• INSTRUCTIONS TO FOLLOW
Write out every record below exactly as it appears.

(Chart and figure data)

§

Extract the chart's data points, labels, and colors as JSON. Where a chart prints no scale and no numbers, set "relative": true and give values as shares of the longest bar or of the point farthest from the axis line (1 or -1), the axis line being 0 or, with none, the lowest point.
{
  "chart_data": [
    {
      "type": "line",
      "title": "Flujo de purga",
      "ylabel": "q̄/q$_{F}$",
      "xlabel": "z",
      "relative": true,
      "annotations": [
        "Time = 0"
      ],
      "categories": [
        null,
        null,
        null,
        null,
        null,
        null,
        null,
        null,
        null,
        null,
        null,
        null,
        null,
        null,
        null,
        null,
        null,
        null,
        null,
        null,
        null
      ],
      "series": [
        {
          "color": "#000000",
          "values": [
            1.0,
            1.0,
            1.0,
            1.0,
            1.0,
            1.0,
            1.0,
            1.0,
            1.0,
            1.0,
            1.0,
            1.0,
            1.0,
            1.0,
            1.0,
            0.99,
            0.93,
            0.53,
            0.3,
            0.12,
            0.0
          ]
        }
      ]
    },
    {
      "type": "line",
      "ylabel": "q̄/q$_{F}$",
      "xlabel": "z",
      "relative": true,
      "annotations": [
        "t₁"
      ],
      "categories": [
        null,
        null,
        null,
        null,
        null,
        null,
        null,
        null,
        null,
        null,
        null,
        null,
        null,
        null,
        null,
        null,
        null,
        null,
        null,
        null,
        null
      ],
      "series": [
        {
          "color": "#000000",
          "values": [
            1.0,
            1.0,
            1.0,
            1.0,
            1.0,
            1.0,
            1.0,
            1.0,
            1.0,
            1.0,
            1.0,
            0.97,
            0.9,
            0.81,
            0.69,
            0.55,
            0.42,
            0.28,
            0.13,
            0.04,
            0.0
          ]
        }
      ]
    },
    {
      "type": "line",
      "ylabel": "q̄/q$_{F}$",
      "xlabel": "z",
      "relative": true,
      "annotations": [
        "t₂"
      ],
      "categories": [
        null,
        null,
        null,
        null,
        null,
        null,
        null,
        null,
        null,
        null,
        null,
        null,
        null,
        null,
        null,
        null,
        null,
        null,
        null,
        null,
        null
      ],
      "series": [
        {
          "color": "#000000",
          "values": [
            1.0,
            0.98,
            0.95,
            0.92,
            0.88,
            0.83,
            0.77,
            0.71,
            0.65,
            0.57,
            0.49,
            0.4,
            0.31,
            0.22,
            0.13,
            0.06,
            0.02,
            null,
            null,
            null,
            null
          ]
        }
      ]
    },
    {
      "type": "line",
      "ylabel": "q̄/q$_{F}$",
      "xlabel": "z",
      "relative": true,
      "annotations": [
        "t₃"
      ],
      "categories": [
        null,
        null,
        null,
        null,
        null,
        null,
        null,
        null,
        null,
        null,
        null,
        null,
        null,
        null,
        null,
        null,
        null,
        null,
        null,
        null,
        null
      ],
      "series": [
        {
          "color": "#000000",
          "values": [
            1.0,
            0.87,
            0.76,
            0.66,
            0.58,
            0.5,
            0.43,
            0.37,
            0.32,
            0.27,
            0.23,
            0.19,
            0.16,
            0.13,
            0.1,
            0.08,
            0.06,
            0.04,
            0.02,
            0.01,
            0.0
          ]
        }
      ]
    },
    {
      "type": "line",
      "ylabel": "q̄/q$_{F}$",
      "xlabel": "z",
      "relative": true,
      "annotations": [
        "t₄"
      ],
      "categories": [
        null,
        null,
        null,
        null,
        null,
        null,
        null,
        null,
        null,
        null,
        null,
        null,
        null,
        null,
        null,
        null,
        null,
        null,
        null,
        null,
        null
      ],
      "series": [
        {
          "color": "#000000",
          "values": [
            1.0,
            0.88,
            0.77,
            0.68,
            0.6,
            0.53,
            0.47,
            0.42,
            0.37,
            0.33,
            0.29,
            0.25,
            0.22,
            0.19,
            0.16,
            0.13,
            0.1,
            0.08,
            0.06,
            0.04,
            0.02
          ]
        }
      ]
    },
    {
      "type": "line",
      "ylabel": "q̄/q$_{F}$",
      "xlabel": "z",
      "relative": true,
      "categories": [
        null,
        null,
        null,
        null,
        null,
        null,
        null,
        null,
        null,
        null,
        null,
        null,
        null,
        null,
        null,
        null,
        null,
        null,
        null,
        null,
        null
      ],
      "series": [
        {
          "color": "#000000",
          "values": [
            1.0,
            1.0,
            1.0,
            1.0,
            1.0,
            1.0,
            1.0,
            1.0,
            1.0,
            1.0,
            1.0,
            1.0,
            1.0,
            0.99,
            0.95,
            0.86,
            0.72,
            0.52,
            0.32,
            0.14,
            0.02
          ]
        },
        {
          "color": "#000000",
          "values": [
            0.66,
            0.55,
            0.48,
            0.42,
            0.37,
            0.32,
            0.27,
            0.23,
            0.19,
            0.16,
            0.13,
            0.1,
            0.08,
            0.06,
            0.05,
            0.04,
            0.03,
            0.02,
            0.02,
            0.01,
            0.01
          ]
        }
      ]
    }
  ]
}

§

• RESPONSE TO THE EXERCISE
Extract the chart's data points, labels, and colors as JSON. Where a chart prints no scale and no numbers, set "relative": true and give values as shares of the longest bar or of the point farthest from the axis line (1 or -1), the axis line being 0 or, with none, the lowest point.
{
  "chart_data": [
    {
      "type": "line",
      "title": "Flujo de purga",
      "ylabel": "q̄/q$_{F}$",
      "xlabel": "z",
      "relative": true,
      "annotations": [
        "Time = 0"
      ],
      "categories": [
        null,
        null,
        null,
        null,
        null,
        null,
        null,
        null,
        null,
        null,
        null,
        null,
        null,
        null,
        null,
        null,
        null,
        null,
        null,
        null,
        null
      ],
      "series": [
        {
          "color": "#000000",
          "values": [
            1.0,
            1.0,
            1.0,
            1.0,
            1.0,
            1.0,
            1.0,
            1.0,
            1.0,
            1.0,
            1.0,
            1.0,
            1.0,
            1.0,
            1.0,
            0.99,
            0.93,
            0.53,
            0.3,
            0.12,
            0.0
          ]
        }
      ]
    },
    {
      "type": "line",
      "ylabel": "q̄/q$_{F}$",
      "xlabel": "z",
      "relative": true,
      "annotations": [
        "t₁"
      ],
      "categories": [
        null,
        null,
        null,
        null,
        null,
        null,
        null,
        null,
        null,
        null,
        null,
        null,
        null,
        null,
        null,
        null,
        null,
        null,
        null,
        null,
        null
      ],
      "series": [
        {
          "color": "#000000",
          "values": [
            1.0,
            1.0,
            1.0,
            1.0,
            1.0,
            1.0,
            1.0,
            1.0,
            1.0,
            1.0,
            1.0,
            0.97,
            0.9,
            0.81,
            0.69,
            0.55,
            0.42,
            0.28,
            0.13,
            0.04,
            0.0
          ]
        }
      ]
    },
    {
      "type": "line",
      "ylabel": "q̄/q$_{F}$",
      "xlabel": "z",
      "relative": true,
      "annotations": [
        "t₂"
      ],
      "categories": [
        null,
        null,
        null,
        null,
        null,
        null,
        null,
        null,
        null,
        null,
        null,
        null,
        null,
        null,
        null,
        null,
        null,
        null,
        null,
        null,
        null
      ],
      "series": [
        {
          "color": "#000000",
          "values": [
            1.0,
            0.98,
            0.95,
            0.92,
            0.88,
            0.83,
            0.77,
            0.71,
            0.65,
            0.57,
            0.49,
            0.4,
            0.31,
            0.22,
            0.13,
            0.06,
            0.02,
            null,
            null,
            null,
            null
          ]
        }
      ]
    },
    {
      "type": "line",
      "ylabel": "q̄/q$_{F}$",
      "xlabel": "z",
      "relative": true,
      "annotations": [
        "t₃"
      ],
      "categories": [
        null,
        null,
        null,
        null,
        null,
        null,
        null,
        null,
        null,
        null,
        null,
        null,
        null,
        null,
        null,
        null,
        null,
        null,
        null,
        null,
        null
      ],
      "series": [
        {
          "color": "#000000",
          "values": [
            1.0,
            0.87,
            0.76,
            0.66,
            0.58,
            0.5,
            0.43,
            0.37,
            0.32,
            0.27,
            0.23,
            0.19,
            0.16,
            0.13,
            0.1,
            0.08,
            0.06,
            0.04,
            0.02,
            0.01,
            0.0
          ]
        }
      ]
    },
    {
      "type": "line",
      "ylabel": "q̄/q$_{F}$",
      "xlabel": "z",
      "relative": true,
      "annotations": [
        "t₄"
      ],
      "categories": [
        null,
        null,
        null,
        null,
        null,
        null,
        null,
        null,
        null,
        null,
        null,
        null,
        null,
        null,
        null,
        null,
        null,
        null,
        null,
        null,
        null
      ],
      "series": [
        {
          "color": "#000000",
          "values": [
            1.0,
            0.88,
            0.77,
            0.68,
            0.6,
            0.53,
            0.47,
            0.42,
            0.37,
            0.33,
            0.29,
            0.25,
            0.22,
            0.19,
            0.16,
            0.13,
            0.1,
            0.08,
            0.06,
            0.04,
            0.02
          ]
        }
      ]
    },
    {
      "type": "line",
      "ylabel": "q̄/q$_{F}$",
      "xlabel": "z",
      "relative": true,
      "categories": [
        null,
        null,
        null,
        null,
        null,
        null,
        null,
        null,
        null,
        null,
        null,
        null,
        null,
        null,
        null,
        null,
        null,
        null,
        null,
        null,
        null
      ],
      "series": [
        {
          "color": "#000000",
          "values": [
            1.0,
            1.0,
            1.0,
            1.0,
            1.0,
            1.0,
            1.0,
            1.0,
            1.0,
            1.0,
            1.0,
            1.0,
            1.0,
            0.99,
            0.95,
            0.86,
            0.72,
            0.52,
            0.32,
            0.14,
            0.02
          ]
        },
        {
          "color": "#000000",
          "values": [
            0.66,
            0.55,
            0.48,
            0.42,
            0.37,
            0.32,
            0.27,
            0.23,
            0.19,
            0.16,
            0.13,
            0.1,
            0.08,
            0.06,
            0.05,
            0.04,
            0.03,
            0.02,
            0.02,
            0.01,
            0.01
          ]
        }
      ]
    }
  ]
}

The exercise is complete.